Excerpts from a dataset:
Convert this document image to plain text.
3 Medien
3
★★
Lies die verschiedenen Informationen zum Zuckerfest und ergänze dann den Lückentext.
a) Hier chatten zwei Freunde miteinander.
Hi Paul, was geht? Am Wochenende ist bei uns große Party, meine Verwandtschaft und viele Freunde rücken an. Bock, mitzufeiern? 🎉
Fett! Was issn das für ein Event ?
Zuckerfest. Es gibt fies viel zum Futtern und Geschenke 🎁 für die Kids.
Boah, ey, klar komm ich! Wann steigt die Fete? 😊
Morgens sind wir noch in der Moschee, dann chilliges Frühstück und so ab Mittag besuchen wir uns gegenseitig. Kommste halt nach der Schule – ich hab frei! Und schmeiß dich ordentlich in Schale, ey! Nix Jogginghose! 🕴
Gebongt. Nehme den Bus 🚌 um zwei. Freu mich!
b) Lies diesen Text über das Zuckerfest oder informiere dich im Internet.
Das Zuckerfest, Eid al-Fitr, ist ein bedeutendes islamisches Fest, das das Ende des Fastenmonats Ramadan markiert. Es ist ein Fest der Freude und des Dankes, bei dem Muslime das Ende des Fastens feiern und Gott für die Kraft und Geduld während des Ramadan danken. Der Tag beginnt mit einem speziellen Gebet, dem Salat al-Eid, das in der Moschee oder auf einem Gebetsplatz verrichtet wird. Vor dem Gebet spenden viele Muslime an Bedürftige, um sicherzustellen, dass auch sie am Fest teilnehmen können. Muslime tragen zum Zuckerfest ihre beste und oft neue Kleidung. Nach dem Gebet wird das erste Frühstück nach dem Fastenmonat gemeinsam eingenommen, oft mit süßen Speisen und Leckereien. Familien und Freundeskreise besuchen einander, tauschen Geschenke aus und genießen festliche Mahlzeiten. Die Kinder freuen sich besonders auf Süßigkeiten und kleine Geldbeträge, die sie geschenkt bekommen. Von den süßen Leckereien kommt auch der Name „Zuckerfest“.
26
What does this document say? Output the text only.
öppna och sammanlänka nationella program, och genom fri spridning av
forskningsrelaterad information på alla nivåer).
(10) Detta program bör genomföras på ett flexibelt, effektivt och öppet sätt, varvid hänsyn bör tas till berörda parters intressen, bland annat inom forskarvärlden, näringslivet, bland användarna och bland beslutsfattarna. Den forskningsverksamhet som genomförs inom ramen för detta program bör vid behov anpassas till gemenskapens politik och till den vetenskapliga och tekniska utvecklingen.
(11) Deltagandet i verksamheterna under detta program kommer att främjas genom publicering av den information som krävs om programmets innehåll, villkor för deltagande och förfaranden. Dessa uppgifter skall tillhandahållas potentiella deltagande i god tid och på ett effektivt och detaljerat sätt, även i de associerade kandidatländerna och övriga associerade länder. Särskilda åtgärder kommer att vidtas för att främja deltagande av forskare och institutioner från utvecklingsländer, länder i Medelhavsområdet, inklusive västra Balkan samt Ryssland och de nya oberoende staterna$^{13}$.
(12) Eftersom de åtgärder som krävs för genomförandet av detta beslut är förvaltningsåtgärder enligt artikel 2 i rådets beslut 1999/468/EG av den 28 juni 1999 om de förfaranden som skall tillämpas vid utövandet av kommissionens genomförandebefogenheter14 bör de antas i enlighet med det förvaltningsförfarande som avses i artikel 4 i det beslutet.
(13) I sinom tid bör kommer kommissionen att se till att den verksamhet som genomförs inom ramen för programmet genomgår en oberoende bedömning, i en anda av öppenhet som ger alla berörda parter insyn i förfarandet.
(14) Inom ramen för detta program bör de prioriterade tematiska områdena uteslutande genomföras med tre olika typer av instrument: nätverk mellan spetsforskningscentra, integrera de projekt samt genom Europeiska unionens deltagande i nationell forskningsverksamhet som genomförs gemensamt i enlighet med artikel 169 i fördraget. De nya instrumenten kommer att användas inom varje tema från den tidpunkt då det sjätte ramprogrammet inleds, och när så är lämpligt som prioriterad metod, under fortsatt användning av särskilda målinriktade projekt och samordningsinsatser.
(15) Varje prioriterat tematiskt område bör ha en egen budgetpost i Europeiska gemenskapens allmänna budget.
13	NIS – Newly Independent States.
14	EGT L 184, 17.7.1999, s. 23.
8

THE TASK -> Repeat every record above exactly as it appears.

WRITTEN SOLUTION ->
Convert this document image to plain text.
3 Medien
3
★★
Lies die verschiedenen Informationen zum Zuckerfest und ergänze dann den Lückentext.
a) Hier chatten zwei Freunde miteinander.
Hi Paul, was geht? Am Wochenende ist bei uns große Party, meine Verwandtschaft und viele Freunde rücken an. Bock, mitzufeiern? 🎉
Fett! Was issn das für ein Event ?
Zuckerfest. Es gibt fies viel zum Futtern und Geschenke 🎁 für die Kids.
Boah, ey, klar komm ich! Wann steigt die Fete? 😊
Morgens sind wir noch in der Moschee, dann chilliges Frühstück und so ab Mittag besuchen wir uns gegenseitig. Kommste halt nach der Schule – ich hab frei! Und schmeiß dich ordentlich in Schale, ey! Nix Jogginghose! 🕴
Gebongt. Nehme den Bus 🚌 um zwei. Freu mich!
b) Lies diesen Text über das Zuckerfest oder informiere dich im Internet.
Das Zuckerfest, Eid al-Fitr, ist ein bedeutendes islamisches Fest, das das Ende des Fastenmonats Ramadan markiert. Es ist ein Fest der Freude und des Dankes, bei dem Muslime das Ende des Fastens feiern und Gott für die Kraft und Geduld während des Ramadan danken. Der Tag beginnt mit einem speziellen Gebet, dem Salat al-Eid, das in der Moschee oder auf einem Gebetsplatz verrichtet wird. Vor dem Gebet spenden viele Muslime an Bedürftige, um sicherzustellen, dass auch sie am Fest teilnehmen können. Muslime tragen zum Zuckerfest ihre beste und oft neue Kleidung. Nach dem Gebet wird das erste Frühstück nach dem Fastenmonat gemeinsam eingenommen, oft mit süßen Speisen und Leckereien. Familien und Freundeskreise besuchen einander, tauschen Geschenke aus und genießen festliche Mahlzeiten. Die Kinder freuen sich besonders auf Süßigkeiten und kleine Geldbeträge, die sie geschenkt bekommen. Von den süßen Leckereien kommt auch der Name „Zuckerfest“.
26
What does this document say? Output the text only.
öppna och sammanlänka nationella program, och genom fri spridning av
forskningsrelaterad information på alla nivåer).
(10) Detta program bör genomföras på ett flexibelt, effektivt och öppet sätt, varvid hänsyn bör tas till berörda parters intressen, bland annat inom forskarvärlden, näringslivet, bland användarna och bland beslutsfattarna. Den forskningsverksamhet som genomförs inom ramen för detta program bör vid behov anpassas till gemenskapens politik och till den vetenskapliga och tekniska utvecklingen.
(11) Deltagandet i verksamheterna under detta program kommer att främjas genom publicering av den information som krävs om programmets innehåll, villkor för deltagande och förfaranden. Dessa uppgifter skall tillhandahållas potentiella deltagande i god tid och på ett effektivt och detaljerat sätt, även i de associerade kandidatländerna och övriga associerade länder. Särskilda åtgärder kommer att vidtas för att främja deltagande av forskare och institutioner från utvecklingsländer, länder i Medelhavsområdet, inklusive västra Balkan samt Ryssland och de nya oberoende staterna$^{13}$.
(12) Eftersom de åtgärder som krävs för genomförandet av detta beslut är förvaltningsåtgärder enligt artikel 2 i rådets beslut 1999/468/EG av den 28 juni 1999 om de förfaranden som skall tillämpas vid utövandet av kommissionens genomförandebefogenheter14 bör de antas i enlighet med det förvaltningsförfarande som avses i artikel 4 i det beslutet.
(13) I sinom tid bör kommer kommissionen att se till att den verksamhet som genomförs inom ramen för programmet genomgår en oberoende bedömning, i en anda av öppenhet som ger alla berörda parter insyn i förfarandet.
(14) Inom ramen för detta program bör de prioriterade tematiska områdena uteslutande genomföras med tre olika typer av instrument: nätverk mellan spetsforskningscentra, integrera de projekt samt genom Europeiska unionens deltagande i nationell forskningsverksamhet som genomförs gemensamt i enlighet med artikel 169 i fördraget. De nya instrumenten kommer att användas inom varje tema från den tidpunkt då det sjätte ramprogrammet inleds, och när så är lämpligt som prioriterad metod, under fortsatt användning av särskilda målinriktade projekt och samordningsinsatser.
(15) Varje prioriterat tematiskt område bör ha en egen budgetpost i Europeiska gemenskapens allmänna budget.
13	NIS – Newly Independent States.
14	EGT L 184, 17.7.1999, s. 23.
8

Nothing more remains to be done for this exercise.